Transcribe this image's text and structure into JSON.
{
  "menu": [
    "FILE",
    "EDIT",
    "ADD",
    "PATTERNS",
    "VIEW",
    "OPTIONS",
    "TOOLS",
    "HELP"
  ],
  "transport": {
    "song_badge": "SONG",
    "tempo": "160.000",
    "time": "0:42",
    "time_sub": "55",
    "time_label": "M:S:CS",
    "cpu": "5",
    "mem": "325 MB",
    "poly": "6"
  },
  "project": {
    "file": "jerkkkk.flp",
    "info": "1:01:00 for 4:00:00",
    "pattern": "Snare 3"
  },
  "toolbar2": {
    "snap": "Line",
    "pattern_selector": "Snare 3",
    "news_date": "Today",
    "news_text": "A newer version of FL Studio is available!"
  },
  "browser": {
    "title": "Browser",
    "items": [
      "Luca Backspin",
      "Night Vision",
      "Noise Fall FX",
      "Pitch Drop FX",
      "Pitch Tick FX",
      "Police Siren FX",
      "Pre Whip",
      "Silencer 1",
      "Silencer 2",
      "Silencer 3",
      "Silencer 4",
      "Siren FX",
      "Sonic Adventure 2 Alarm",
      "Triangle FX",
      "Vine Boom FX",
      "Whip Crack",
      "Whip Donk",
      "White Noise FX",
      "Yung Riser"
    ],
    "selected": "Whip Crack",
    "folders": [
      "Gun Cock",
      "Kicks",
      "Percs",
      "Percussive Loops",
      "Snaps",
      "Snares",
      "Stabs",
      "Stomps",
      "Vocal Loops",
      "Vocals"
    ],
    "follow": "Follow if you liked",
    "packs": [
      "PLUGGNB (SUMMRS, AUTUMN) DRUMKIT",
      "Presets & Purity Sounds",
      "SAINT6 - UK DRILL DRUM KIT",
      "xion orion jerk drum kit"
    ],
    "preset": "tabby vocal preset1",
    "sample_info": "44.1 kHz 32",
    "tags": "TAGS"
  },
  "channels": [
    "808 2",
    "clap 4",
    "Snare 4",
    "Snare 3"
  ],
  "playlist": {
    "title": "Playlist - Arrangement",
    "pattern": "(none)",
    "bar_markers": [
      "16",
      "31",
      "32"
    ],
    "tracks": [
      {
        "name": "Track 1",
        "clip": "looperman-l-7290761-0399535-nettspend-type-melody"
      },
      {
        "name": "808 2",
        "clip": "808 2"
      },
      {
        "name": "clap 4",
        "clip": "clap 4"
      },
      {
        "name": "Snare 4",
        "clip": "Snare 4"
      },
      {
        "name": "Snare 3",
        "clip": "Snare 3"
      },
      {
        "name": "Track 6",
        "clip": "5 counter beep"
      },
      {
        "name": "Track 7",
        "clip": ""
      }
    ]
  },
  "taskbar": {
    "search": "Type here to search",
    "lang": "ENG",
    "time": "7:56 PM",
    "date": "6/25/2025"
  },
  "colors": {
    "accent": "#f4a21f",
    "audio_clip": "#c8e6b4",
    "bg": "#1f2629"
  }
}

Task description: The word "name" may occur in lines of the records. Report how many such lines there are, giving only the number.

Response to the task: 7